Wherever a line holds the string "title", copy that line.

- - - - -

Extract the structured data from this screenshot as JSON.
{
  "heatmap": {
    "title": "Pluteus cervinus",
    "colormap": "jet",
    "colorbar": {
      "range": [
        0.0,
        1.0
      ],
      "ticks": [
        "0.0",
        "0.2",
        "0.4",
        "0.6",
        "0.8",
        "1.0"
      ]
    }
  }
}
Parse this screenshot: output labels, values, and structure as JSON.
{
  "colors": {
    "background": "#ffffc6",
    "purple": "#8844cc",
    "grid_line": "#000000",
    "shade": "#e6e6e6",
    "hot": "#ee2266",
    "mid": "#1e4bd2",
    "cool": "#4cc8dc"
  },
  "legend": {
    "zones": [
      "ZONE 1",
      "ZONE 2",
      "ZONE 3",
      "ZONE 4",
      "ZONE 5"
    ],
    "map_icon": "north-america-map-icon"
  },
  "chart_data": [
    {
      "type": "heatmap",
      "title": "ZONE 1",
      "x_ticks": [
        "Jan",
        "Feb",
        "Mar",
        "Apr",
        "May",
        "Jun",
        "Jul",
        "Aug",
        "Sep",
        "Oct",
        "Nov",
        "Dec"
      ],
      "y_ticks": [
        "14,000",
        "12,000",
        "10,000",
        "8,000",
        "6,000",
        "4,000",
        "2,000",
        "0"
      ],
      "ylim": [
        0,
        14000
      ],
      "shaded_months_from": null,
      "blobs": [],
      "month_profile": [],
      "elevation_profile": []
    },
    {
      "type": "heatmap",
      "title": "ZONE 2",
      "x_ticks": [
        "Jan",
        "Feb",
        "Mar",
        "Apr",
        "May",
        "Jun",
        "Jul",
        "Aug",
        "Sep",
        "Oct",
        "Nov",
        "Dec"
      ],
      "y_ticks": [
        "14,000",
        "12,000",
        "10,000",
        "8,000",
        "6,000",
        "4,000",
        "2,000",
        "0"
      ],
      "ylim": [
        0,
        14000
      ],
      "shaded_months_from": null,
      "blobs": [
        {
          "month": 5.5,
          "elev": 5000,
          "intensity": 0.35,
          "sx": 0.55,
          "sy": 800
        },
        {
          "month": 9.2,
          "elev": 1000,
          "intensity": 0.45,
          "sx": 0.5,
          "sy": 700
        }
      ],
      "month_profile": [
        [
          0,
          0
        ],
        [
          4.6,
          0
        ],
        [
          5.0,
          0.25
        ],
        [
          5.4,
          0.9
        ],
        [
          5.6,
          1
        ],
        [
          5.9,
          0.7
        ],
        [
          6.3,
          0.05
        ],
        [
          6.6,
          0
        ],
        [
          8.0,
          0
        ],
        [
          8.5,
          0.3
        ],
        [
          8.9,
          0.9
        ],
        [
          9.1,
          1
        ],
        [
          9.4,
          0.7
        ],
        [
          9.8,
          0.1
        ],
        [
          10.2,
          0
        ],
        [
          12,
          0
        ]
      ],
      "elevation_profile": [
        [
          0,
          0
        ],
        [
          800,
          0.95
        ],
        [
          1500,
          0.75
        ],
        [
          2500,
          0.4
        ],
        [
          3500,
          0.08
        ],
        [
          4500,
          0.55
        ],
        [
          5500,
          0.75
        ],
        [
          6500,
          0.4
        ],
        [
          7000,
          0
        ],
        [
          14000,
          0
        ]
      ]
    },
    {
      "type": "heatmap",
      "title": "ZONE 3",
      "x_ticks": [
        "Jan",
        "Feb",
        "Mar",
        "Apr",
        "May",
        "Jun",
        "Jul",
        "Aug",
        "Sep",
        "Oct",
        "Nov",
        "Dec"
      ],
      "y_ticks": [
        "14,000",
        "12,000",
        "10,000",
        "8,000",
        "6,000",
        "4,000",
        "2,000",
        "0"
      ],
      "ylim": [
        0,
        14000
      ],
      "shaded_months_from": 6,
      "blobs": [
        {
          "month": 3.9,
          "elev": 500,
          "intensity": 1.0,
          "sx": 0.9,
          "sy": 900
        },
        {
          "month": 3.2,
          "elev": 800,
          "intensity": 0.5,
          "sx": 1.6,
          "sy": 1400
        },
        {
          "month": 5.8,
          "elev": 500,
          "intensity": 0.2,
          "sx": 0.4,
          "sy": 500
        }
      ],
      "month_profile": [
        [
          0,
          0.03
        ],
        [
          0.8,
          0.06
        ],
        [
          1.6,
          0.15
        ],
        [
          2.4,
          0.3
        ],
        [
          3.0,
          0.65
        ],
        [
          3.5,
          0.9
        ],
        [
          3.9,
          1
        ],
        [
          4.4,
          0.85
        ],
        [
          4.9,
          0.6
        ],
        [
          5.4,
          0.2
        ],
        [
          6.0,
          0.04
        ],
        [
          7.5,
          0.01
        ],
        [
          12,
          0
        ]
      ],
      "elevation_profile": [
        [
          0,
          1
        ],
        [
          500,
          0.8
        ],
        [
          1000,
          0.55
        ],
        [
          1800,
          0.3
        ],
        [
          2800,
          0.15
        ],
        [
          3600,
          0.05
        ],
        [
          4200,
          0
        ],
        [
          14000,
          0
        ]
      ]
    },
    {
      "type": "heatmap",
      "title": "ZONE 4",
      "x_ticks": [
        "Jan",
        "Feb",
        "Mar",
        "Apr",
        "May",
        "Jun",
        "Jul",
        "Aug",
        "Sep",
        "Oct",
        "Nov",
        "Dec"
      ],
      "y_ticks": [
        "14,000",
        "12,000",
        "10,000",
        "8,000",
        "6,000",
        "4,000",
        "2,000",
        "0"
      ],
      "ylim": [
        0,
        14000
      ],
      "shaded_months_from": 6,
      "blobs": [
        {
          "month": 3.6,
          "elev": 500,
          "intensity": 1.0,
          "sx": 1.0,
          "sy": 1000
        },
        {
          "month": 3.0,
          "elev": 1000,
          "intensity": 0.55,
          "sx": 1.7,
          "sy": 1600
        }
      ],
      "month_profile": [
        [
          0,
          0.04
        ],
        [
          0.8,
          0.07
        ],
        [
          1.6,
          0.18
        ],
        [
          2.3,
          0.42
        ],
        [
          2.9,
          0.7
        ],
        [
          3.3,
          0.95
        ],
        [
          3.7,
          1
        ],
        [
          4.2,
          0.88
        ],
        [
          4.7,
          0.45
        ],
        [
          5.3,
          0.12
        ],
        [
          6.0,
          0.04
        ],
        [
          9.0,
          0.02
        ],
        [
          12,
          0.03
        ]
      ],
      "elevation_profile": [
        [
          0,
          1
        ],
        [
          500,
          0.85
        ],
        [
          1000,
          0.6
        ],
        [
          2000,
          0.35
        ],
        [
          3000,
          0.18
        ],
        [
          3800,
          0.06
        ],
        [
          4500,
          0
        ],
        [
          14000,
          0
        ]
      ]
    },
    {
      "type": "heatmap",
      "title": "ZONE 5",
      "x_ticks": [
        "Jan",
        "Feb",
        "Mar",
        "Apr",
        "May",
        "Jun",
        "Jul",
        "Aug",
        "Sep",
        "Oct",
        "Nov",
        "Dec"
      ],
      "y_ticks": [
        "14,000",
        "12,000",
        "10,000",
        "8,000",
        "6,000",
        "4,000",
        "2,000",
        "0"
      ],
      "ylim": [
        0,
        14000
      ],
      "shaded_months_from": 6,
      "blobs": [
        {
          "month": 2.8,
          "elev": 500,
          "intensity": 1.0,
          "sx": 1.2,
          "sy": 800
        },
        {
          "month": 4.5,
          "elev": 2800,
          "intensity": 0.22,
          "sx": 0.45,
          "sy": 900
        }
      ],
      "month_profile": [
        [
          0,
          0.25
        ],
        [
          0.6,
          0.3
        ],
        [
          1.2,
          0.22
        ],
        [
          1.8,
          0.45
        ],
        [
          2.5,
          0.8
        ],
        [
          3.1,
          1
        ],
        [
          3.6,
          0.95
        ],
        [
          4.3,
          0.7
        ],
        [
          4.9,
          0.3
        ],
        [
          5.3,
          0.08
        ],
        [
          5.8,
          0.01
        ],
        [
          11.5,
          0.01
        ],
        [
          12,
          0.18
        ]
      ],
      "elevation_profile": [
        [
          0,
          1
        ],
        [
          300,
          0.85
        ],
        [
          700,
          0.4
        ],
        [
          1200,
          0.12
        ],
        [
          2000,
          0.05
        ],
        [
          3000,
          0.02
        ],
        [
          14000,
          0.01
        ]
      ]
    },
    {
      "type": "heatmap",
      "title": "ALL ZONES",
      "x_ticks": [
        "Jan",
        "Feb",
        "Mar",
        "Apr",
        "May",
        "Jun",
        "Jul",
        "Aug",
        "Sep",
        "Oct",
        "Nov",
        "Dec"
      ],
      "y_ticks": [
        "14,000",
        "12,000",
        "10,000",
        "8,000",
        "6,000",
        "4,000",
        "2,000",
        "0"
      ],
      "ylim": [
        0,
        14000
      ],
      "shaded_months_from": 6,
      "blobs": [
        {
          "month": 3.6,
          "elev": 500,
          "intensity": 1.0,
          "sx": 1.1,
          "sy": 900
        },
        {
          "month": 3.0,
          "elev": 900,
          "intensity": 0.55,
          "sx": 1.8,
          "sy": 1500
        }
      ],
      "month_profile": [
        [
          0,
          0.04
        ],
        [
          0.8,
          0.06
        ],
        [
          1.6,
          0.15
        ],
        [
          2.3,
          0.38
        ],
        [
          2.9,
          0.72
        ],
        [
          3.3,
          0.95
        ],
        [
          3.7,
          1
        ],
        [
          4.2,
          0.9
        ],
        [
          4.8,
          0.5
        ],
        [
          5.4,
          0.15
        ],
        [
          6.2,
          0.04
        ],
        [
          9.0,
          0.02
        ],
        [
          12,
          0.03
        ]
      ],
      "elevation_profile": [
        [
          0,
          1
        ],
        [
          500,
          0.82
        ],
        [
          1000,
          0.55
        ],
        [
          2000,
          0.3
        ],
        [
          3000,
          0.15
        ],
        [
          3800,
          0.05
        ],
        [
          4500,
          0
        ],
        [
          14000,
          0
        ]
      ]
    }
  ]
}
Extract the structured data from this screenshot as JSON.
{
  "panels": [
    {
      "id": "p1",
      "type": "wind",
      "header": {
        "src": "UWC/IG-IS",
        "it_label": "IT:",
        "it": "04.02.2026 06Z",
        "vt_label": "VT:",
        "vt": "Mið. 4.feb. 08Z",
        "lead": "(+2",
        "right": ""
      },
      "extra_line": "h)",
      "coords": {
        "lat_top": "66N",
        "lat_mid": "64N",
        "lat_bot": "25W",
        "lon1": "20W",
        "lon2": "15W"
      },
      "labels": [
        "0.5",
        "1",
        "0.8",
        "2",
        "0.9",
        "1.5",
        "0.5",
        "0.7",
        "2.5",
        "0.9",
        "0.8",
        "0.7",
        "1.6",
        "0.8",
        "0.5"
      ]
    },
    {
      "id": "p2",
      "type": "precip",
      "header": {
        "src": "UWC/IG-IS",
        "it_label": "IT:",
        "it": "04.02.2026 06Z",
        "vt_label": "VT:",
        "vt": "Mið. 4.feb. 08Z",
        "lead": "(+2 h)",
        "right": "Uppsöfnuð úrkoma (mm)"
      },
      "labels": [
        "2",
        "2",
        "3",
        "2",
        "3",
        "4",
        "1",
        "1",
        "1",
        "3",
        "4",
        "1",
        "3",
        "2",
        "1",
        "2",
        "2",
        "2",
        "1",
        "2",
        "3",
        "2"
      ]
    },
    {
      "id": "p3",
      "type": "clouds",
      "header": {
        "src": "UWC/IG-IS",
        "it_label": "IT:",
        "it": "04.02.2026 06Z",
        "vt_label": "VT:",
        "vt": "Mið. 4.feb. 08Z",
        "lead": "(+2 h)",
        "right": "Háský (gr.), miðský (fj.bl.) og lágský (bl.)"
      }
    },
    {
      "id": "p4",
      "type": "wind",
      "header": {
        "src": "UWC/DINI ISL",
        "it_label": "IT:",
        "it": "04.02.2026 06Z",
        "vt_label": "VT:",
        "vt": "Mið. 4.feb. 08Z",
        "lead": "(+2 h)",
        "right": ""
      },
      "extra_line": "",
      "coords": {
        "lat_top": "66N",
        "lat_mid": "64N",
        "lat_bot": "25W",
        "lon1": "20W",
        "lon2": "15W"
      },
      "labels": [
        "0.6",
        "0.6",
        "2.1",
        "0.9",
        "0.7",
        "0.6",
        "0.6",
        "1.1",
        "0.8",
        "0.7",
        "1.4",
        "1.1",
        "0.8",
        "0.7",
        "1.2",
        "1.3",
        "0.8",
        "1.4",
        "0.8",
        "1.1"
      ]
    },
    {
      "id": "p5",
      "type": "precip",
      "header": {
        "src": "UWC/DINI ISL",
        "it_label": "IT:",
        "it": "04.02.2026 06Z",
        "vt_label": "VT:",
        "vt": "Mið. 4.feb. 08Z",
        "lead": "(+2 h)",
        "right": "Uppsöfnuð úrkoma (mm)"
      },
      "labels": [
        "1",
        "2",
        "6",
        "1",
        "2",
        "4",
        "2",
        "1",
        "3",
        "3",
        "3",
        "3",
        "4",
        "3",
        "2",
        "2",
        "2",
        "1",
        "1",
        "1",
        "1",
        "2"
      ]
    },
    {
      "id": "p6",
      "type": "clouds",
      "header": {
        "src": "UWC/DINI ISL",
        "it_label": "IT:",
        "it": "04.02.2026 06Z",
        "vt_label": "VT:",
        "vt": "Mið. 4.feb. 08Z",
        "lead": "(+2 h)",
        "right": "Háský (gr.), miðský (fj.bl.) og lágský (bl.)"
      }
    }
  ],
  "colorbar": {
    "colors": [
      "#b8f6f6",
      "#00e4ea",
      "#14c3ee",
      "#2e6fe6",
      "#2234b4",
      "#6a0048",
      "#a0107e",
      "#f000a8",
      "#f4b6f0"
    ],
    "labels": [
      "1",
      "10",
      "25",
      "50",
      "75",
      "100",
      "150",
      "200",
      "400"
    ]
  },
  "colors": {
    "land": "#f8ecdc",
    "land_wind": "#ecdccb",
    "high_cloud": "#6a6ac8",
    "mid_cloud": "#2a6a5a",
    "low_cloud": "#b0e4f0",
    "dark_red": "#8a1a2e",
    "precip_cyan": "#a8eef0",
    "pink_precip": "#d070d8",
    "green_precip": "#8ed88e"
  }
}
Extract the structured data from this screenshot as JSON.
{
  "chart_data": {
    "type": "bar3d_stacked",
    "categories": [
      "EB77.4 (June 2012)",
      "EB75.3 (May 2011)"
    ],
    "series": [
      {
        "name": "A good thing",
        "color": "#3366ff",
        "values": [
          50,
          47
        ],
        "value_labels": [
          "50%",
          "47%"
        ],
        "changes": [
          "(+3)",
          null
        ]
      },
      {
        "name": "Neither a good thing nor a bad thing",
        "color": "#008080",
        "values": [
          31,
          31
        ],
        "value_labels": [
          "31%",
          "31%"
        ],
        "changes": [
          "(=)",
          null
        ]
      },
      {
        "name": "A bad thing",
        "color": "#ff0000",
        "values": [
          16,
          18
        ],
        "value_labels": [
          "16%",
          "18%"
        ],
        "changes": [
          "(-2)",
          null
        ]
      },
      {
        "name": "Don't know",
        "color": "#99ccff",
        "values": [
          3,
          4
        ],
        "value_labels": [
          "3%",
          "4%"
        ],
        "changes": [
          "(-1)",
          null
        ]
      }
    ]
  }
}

- - - - -

_FULL OUTPUT:_
    "title": "Pluteus cervinus",
      "title": "ZONE 1",
      "title": "ZONE 2",
      "title": "ZONE 3",
      "title": "ZONE 4",
      "title": "ZONE 5",
      "title": "ALL ZONES",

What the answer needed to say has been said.